Short exercise:
From the entries below, extract every line that includes the word "this".

Given records:
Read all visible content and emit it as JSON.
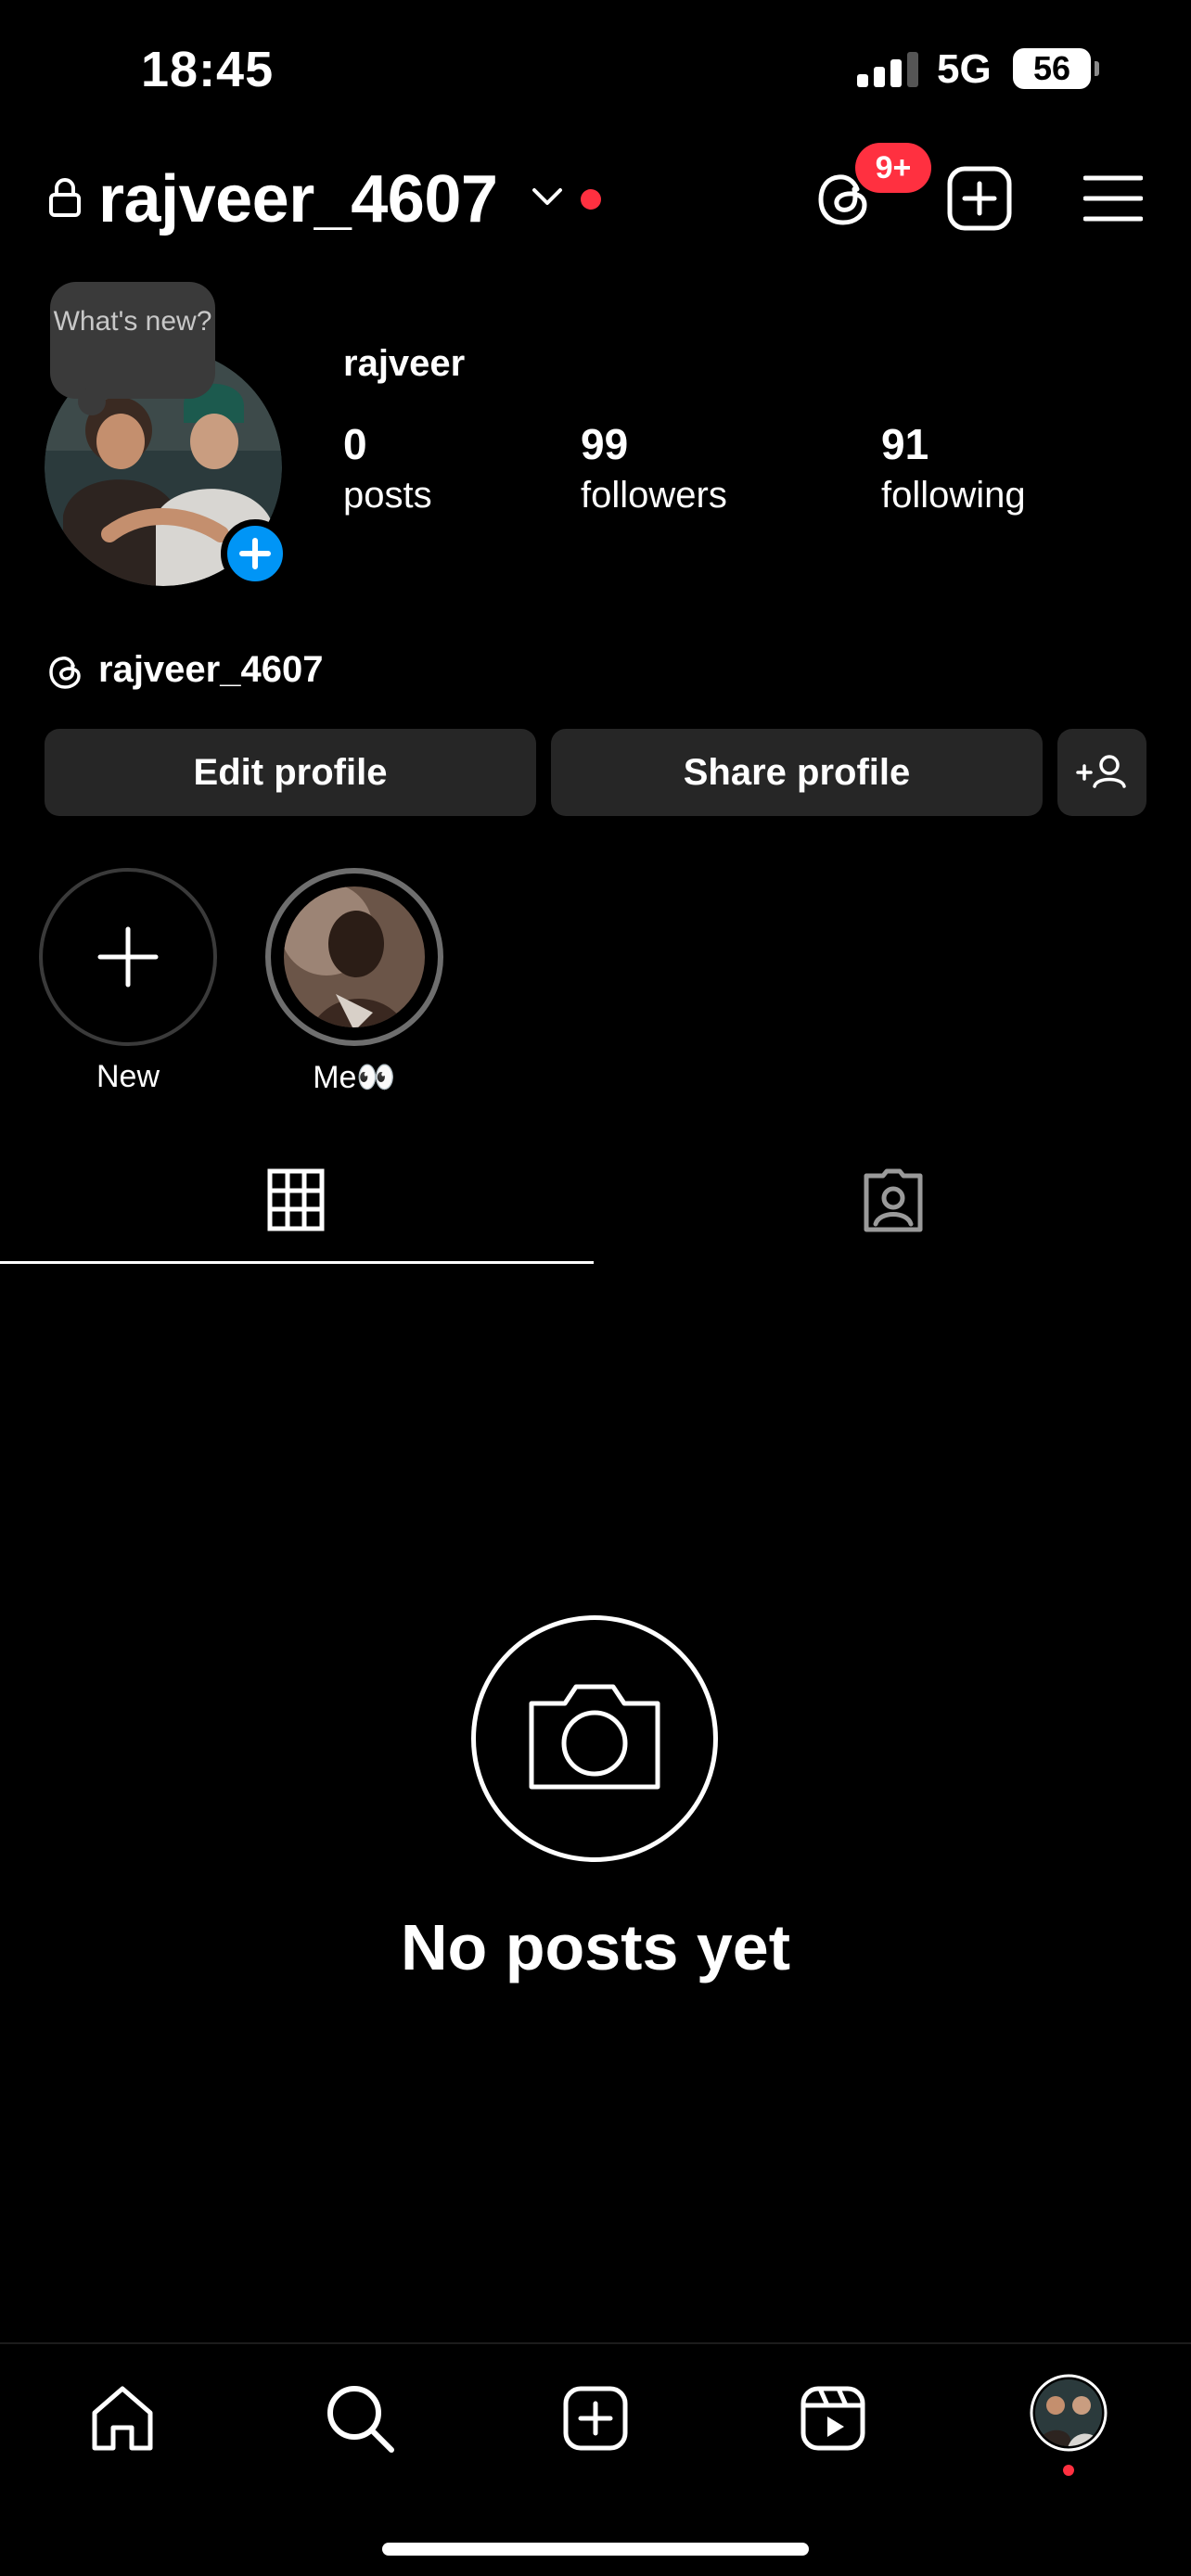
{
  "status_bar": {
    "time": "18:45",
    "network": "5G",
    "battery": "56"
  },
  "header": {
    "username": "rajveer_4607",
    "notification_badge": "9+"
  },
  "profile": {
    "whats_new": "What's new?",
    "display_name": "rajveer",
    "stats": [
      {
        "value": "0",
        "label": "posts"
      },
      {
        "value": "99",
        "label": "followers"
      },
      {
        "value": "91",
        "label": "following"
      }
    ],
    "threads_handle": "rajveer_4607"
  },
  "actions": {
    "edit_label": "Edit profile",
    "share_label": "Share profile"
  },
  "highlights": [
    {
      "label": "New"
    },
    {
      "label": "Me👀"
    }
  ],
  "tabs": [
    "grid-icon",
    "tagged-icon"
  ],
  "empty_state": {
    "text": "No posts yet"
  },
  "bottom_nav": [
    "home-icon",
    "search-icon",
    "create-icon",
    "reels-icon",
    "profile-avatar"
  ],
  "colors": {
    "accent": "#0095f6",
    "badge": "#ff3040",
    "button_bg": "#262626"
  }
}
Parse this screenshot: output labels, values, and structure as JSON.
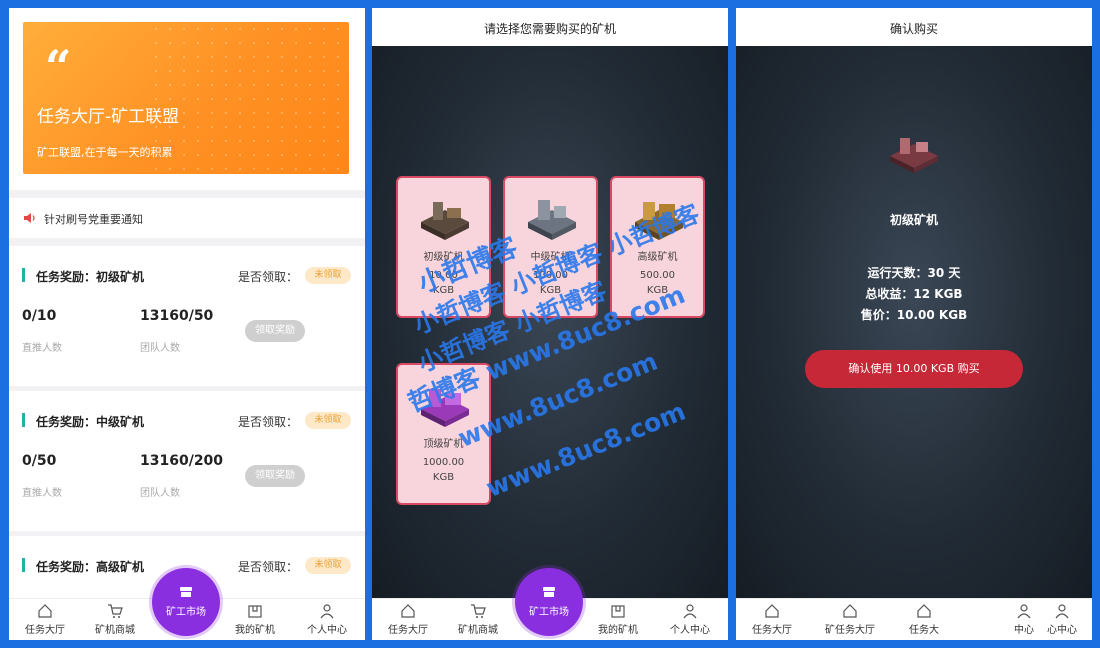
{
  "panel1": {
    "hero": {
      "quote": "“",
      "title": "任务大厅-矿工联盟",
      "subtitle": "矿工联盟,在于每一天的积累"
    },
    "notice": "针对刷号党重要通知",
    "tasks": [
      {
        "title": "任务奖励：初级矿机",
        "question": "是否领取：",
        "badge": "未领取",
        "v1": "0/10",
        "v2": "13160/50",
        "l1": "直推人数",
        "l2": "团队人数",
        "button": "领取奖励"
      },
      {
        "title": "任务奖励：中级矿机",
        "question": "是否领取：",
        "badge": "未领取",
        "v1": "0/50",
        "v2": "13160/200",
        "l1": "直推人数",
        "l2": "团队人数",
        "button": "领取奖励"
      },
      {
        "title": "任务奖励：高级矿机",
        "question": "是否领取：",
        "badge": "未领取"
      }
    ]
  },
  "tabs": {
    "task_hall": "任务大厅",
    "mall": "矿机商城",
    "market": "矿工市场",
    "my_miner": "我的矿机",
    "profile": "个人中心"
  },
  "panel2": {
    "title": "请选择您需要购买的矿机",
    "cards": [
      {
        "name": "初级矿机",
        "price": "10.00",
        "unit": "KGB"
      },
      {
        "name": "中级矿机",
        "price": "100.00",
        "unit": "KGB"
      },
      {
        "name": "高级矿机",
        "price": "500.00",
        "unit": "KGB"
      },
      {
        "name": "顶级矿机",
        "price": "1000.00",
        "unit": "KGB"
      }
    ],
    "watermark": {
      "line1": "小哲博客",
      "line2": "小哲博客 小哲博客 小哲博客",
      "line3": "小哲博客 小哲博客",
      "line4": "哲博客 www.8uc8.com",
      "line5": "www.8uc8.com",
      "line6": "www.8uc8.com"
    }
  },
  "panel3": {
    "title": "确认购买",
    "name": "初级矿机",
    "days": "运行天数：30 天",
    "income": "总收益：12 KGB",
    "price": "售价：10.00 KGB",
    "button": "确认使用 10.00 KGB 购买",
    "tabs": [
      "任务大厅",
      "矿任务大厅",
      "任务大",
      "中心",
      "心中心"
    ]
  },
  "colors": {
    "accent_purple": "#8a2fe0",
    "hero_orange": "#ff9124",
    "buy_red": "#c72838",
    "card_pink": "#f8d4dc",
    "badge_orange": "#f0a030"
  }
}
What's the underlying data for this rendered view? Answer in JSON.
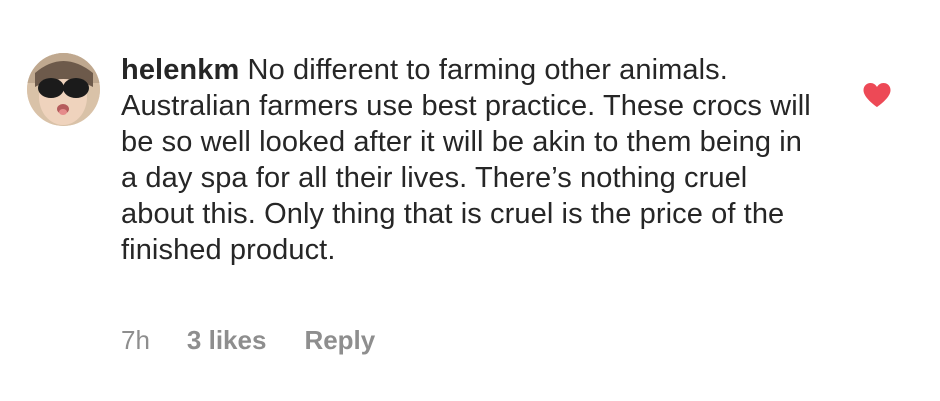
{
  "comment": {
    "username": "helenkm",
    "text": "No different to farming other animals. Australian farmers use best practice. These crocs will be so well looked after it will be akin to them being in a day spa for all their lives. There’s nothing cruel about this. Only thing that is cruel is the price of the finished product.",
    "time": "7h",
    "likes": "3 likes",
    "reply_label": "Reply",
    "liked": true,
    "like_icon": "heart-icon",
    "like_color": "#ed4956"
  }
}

The reply:
Parse this screenshot: output labels, values, and structure as JSON.
What's the underlying data for this rendered view? Answer in JSON.
    "text": "No different to farming other animals. Australian farmers use best practice. These crocs will be so well looked after it will be akin to them being in a day spa for all their lives. There’s nothing cruel about this. Only thing that is cruel is the price of the finished product.",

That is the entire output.